[BEGIN RECORDS SHOWN]

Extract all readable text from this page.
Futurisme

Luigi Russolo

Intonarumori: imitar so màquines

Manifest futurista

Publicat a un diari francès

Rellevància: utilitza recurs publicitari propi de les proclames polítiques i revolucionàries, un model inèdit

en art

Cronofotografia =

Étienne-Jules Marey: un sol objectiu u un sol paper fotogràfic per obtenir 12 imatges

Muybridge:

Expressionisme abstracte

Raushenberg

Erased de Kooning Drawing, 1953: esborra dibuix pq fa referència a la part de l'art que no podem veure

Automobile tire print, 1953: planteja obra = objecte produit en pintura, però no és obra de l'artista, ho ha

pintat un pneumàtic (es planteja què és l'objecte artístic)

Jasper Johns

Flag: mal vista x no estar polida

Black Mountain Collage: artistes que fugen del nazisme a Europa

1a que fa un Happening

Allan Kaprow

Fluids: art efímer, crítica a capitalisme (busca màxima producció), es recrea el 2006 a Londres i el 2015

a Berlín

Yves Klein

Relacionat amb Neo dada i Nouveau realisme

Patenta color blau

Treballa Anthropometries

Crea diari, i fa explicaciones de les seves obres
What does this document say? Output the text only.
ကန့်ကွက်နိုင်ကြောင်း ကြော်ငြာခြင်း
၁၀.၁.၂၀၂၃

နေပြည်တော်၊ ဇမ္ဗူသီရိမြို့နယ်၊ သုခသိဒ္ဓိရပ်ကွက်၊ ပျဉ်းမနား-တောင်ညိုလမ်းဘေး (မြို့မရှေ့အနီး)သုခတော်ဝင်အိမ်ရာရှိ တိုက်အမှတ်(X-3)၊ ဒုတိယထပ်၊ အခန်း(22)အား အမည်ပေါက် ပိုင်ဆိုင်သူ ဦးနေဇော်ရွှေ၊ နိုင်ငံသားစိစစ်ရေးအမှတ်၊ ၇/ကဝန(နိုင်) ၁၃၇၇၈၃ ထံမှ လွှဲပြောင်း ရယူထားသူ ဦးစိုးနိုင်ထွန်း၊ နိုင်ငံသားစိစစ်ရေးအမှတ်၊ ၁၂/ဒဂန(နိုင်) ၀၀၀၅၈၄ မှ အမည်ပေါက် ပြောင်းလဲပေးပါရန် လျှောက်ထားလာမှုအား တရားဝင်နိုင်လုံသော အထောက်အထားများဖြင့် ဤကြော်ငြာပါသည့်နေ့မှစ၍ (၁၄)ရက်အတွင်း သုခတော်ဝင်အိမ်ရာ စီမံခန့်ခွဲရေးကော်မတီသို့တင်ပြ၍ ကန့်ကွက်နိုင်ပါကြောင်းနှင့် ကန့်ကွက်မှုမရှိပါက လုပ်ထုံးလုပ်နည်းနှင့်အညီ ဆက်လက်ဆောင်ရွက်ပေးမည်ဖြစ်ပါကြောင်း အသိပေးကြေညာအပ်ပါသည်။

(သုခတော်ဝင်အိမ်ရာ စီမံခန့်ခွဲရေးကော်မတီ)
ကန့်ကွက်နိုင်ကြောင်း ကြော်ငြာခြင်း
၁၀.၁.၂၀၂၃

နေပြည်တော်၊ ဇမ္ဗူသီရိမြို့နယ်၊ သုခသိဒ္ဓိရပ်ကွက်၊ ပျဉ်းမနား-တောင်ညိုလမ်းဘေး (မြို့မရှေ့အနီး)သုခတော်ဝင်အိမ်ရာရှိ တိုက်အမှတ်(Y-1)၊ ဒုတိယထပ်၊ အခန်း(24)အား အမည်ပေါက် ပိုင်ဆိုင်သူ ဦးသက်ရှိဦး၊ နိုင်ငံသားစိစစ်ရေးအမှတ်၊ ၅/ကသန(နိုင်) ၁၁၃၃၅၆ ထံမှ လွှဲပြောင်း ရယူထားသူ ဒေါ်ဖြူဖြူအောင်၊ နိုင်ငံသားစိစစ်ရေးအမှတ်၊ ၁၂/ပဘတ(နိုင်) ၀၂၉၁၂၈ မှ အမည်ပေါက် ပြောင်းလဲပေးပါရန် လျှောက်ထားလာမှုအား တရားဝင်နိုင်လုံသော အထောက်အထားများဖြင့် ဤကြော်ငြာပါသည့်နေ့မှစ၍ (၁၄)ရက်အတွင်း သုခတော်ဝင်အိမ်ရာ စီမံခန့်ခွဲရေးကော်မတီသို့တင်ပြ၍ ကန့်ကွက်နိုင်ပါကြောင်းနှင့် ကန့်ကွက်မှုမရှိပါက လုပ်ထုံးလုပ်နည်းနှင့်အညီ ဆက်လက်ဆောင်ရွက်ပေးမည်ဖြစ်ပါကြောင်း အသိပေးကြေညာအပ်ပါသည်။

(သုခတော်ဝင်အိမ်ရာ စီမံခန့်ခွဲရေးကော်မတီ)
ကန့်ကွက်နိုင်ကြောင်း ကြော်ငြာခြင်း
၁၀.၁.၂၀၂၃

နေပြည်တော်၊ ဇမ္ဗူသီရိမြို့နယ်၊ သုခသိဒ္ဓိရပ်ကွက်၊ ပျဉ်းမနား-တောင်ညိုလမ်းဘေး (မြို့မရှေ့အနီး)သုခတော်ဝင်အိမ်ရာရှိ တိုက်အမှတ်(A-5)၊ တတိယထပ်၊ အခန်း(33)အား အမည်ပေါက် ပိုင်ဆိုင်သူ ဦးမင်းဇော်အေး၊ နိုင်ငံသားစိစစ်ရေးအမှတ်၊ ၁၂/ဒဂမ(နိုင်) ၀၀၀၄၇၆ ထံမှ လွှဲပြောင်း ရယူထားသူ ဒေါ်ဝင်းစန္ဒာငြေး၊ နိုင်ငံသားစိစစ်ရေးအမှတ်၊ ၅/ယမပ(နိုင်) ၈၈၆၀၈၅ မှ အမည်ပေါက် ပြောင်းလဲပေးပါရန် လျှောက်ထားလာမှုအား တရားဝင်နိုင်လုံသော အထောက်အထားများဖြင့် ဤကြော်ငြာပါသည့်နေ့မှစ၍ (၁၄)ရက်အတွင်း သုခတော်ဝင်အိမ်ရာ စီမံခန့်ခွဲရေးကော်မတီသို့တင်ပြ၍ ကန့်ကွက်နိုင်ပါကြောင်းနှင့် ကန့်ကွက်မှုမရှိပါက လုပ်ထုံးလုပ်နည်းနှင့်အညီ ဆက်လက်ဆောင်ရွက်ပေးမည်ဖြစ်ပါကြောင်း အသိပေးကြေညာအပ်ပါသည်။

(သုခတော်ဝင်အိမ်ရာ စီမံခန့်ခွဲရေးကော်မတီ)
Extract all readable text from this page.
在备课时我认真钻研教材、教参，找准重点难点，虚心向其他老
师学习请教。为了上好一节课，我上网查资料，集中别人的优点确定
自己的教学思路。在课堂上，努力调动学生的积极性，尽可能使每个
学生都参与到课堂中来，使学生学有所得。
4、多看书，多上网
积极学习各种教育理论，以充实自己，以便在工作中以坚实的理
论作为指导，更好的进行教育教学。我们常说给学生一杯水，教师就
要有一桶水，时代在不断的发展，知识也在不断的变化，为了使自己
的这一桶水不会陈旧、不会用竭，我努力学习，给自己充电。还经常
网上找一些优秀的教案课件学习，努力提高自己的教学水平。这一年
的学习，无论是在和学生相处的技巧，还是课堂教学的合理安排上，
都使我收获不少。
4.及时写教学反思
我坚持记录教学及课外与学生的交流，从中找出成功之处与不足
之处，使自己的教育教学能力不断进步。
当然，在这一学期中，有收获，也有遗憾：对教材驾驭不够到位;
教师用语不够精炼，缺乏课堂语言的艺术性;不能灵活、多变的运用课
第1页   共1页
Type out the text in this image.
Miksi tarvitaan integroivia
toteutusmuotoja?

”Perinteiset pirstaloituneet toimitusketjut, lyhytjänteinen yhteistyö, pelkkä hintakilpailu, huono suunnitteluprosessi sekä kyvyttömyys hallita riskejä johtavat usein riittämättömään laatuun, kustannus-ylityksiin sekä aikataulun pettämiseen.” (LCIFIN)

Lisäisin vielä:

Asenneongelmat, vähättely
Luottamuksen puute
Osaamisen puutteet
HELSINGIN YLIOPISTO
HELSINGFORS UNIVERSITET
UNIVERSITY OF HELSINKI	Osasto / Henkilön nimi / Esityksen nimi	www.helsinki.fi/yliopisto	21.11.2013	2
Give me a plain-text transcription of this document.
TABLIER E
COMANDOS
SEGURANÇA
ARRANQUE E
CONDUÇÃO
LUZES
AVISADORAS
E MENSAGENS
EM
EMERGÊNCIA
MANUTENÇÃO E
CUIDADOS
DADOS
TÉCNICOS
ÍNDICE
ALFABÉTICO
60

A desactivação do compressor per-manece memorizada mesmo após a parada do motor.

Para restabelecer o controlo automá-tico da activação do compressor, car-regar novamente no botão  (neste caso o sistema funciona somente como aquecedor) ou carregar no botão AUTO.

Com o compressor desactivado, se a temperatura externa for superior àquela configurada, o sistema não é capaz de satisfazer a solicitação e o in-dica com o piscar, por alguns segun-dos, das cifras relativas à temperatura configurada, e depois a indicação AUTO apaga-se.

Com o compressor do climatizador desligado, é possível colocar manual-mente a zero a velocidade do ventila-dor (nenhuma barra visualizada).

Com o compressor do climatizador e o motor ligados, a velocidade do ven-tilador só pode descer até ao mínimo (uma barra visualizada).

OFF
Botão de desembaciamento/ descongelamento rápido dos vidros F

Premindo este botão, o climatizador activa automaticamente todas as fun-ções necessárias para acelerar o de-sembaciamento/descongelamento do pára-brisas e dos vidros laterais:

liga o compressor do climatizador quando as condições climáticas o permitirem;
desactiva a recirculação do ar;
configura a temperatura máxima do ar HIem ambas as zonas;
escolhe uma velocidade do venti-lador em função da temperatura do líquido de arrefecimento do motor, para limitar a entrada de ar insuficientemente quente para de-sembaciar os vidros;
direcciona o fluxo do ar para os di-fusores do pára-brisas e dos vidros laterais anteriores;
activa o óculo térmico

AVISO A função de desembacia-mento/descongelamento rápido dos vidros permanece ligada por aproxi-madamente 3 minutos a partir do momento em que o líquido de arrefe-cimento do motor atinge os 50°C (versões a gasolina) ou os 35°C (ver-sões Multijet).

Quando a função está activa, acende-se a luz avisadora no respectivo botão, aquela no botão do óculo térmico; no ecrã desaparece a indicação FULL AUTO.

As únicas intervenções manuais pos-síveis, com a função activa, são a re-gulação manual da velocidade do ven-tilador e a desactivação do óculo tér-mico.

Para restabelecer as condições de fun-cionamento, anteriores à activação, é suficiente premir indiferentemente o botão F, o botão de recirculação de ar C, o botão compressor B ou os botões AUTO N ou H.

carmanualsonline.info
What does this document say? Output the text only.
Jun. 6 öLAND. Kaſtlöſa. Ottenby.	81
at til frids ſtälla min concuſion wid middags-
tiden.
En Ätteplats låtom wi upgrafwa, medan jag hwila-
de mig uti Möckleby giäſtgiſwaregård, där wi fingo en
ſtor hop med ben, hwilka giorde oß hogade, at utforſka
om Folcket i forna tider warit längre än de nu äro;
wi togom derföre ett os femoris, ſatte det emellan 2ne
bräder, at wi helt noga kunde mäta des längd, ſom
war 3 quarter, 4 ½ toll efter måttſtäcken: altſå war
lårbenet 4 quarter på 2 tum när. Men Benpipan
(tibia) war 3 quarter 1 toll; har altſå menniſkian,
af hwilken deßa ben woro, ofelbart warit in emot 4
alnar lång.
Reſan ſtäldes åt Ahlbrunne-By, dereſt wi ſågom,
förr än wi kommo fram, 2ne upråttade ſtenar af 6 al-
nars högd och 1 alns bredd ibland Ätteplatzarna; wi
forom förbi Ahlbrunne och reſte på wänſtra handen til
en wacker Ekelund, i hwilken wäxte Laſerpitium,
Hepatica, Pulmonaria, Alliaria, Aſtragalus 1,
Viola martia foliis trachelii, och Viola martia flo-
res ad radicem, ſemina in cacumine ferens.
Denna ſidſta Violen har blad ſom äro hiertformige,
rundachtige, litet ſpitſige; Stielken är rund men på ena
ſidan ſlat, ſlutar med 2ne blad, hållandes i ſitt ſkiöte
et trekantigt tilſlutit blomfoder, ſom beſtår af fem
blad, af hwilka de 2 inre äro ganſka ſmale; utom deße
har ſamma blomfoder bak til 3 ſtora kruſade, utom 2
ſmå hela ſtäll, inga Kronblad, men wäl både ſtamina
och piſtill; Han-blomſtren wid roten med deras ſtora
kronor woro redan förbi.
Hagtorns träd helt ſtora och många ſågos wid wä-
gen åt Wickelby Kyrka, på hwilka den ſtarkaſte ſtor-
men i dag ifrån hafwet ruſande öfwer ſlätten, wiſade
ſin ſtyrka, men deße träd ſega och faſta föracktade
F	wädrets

[END RECORDS SHOWN]

STATED EXERCISE
Pick out each line containing "descongelamento" and report it.

OUTPUT FOR THIS TASK
Botão de desembaciamento/ descongelamento rápido dos vidros F
Premindo este botão, o climatizador activa automaticamente todas as fun-ções necessárias para acelerar o de-sembaciamento/descongelamento do pára-brisas e dos vidros laterais:
AVISO A função de desembacia-mento/descongelamento rápido dos vidros permanece ligada por aproxi-madamente 3 minutos a partir do momento em que o líquido de arrefe-cimento do motor atinge os 50°C (versões a gasolina) ou os 35°C (ver-sões Multijet).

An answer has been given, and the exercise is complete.